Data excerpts
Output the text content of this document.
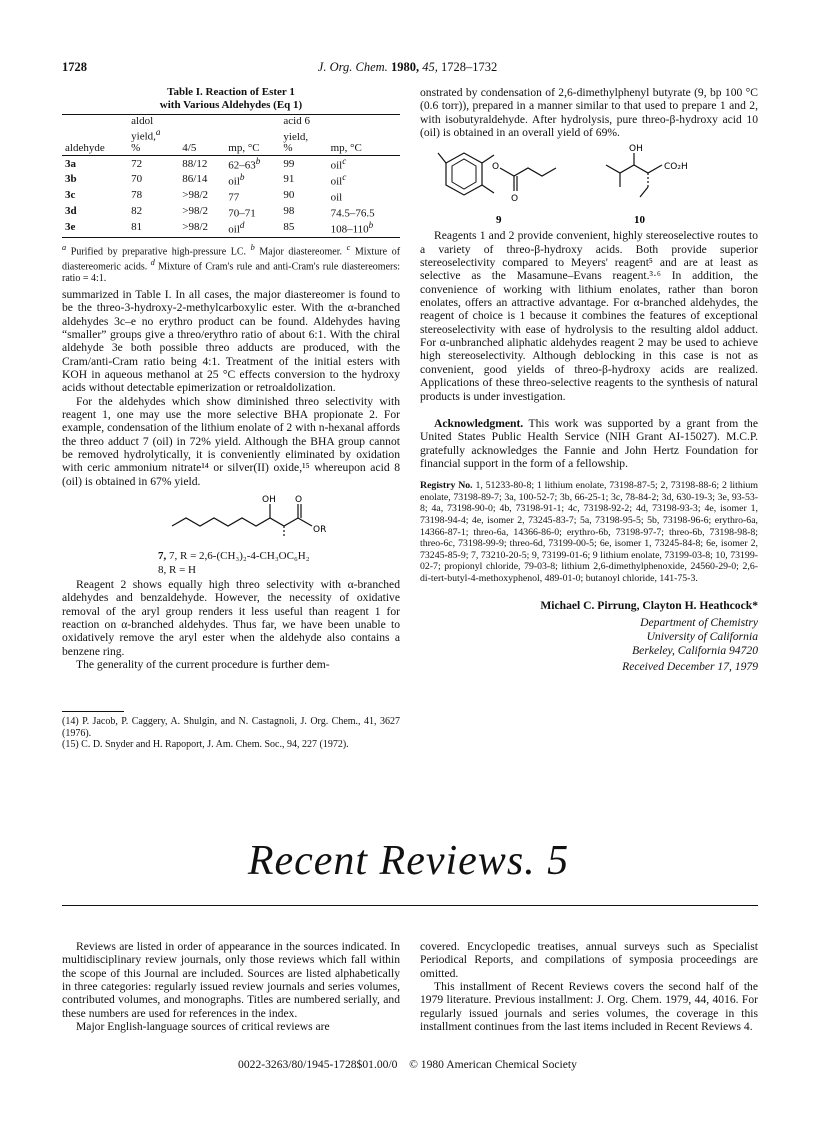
1728	J. Org. Chem. 1980, 45, 1728–1732
Table I. Reaction of Ester 1
with Various Aldehydes (Eq 1)
	aldol			acid 6	
	yield,$^a$			yield,	
aldehyde	%	4/5	mp, °C	%	mp, °C
3a	72	88/12	62–63$^b$	99	oil$^c$
3b	70	86/14	oil$^b$	91	oil$^c$
3c	78	>98/2	77	90	oil
3d	82	>98/2	70–71	98	74.5–76.5
3e	81	>98/2	oil$^d$	85	108–110$^b$
$^a$ Purified by preparative high-pressure LC. $^b$ Major diastereomer. $^c$ Mixture of diastereomeric acids. $^d$ Mixture of Cram's rule and anti-Cram's rule diastereomers: ratio = 4:1.

summarized in Table I. In all cases, the major diastereomer is found to be the threo-3-hydroxy-2-methylcarboxylic ester. With the α-branched aldehydes 3c–e no erythro product can be found. Aldehydes having “smaller” groups give a threo/erythro ratio of about 6:1. With the chiral aldehyde 3e both possible threo adducts are produced, with the Cram/anti-Cram ratio being 4:1. Treatment of the initial esters with KOH in aqueous methanol at 25 °C effects conversion to the hydroxy acids without detectable epimerization or retroaldolization.

For the aldehydes which show diminished threo selectivity with reagent 1, one may use the more selective BHA propionate 2. For example, condensation of the lithium enolate of 2 with n-hexanal affords the threo adduct 7 (oil) in 72% yield. Although the BHA group cannot be removed hydrolytically, it is conveniently eliminated by oxidation with ceric ammonium nitrate¹⁴ or silver(II) oxide,¹⁵ whereupon acid 8 (oil) is obtained in 67% yield.

OH O
OR
7, 7, R = 2,6-(CH₃)₂-4-CH₃OC₆H₂
8, R = H

Reagent 2 shows equally high threo selectivity with α-branched aldehydes and benzaldehyde. However, the necessity of oxidative removal of the aryl group renders it less useful than reagent 1 for reaction on α-branched aldehydes. Thus far, we have been unable to oxidatively remove the aryl ester when the aldehyde also contains a benzene ring.

The generality of the current procedure is further dem-

(14) P. Jacob, P. Caggery, A. Shulgin, and N. Castagnoli, J. Org. Chem., 41, 3627 (1976).
(15) C. D. Snyder and H. Rapoport, J. Am. Chem. Soc., 94, 227 (1972).

onstrated by condensation of 2,6-dimethylphenyl butyrate (9, bp 100 °C (0.6 torr)), prepared in a manner similar to that used to prepare 1 and 2, with isobutyraldehyde. After hydrolysis, pure threo-β-hydroxy acid 10 (oil) is obtained in an overall yield of 69%.

O
O
9
OH
CO₂H
10

Reagents 1 and 2 provide convenient, highly stereoselective routes to a variety of threo-β-hydroxy acids. Both provide superior stereoselectivity compared to Meyers' reagent⁵ and are at least as selective as the Masamune–Evans reagent.³·⁶ In addition, the convenience of working with lithium enolates, rather than boron enolates, offers an attractive advantage. For α-branched aldehydes, the reagent of choice is 1 because it combines the features of exceptional stereoselectivity with ease of hydrolysis to the resulting aldol adduct. For α-unbranched aliphatic aldehydes reagent 2 may be used to achieve high stereoselectivity. Although deblocking in this case is not as convenient, good yields of threo-β-hydroxy acids are realized. Applications of these threo-selective reagents to the synthesis of natural products is under investigation.

Acknowledgment. This work was supported by a grant from the United States Public Health Service (NIH Grant AI-15027). M.C.P. gratefully acknowledges the Fannie and John Hertz Foundation for financial support in the form of a fellowship.

Registry No. 1, 51233-80-8; 1 lithium enolate, 73198-87-5; 2, 73198-88-6; 2 lithium enolate, 73198-89-7; 3a, 100-52-7; 3b, 66-25-1; 3c, 78-84-2; 3d, 630-19-3; 3e, 93-53-8; 4a, 73198-90-0; 4b, 73198-91-1; 4c, 73198-92-2; 4d, 73198-93-3; 4e, isomer 1, 73198-94-4; 4e, isomer 2, 73245-83-7; 5a, 73198-95-5; 5b, 73198-96-6; erythro-6a, 14366-87-1; threo-6a, 14366-86-0; erythro-6b, 73198-97-7; threo-6b, 73198-98-8; threo-6c, 73198-99-9; threo-6d, 73199-00-5; 6e, isomer 1, 73245-84-8; 6e, isomer 2, 73245-85-9; 7, 73210-20-5; 9, 73199-01-6; 9 lithium enolate, 73199-03-8; 10, 73199-02-7; propionyl chloride, 79-03-8; lithium 2,6-dimethylphenoxide, 24560-29-0; 2,6-di-tert-butyl-4-methoxyphenol, 489-01-0; butanoyl chloride, 141-75-3.
Michael C. Pirrung, Clayton H. Heathcock*
Department of Chemistry
University of California
Berkeley, California 94720
Received December 17, 1979
Recent Reviews. 5

Reviews are listed in order of appearance in the sources indicated. In multidisciplinary review journals, only those reviews which fall within the scope of this Journal are included. Sources are listed alphabetically in three categories: regularly issued review journals and series volumes, contributed volumes, and monographs. Titles are numbered serially, and these numbers are used for references in the index.

Major English-language sources of critical reviews are

covered. Encyclopedic treatises, annual surveys such as Specialist Periodical Reports, and compilations of symposia proceedings are omitted.

This installment of Recent Reviews covers the second half of the 1979 literature. Previous installment: J. Org. Chem. 1979, 44, 4016. For regularly issued journals and series volumes, the coverage in this installment continues from the last items included in Recent Reviews 4.

0022-3263/80/1945-1728$01.00/0 © 1980 American Chemical Society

→ **REQUIRED TASK**
In the records, locate each line holding the string "California" and copy it.

→ **RESULT OF THIS TASK**
University of California
Berkeley, California 94720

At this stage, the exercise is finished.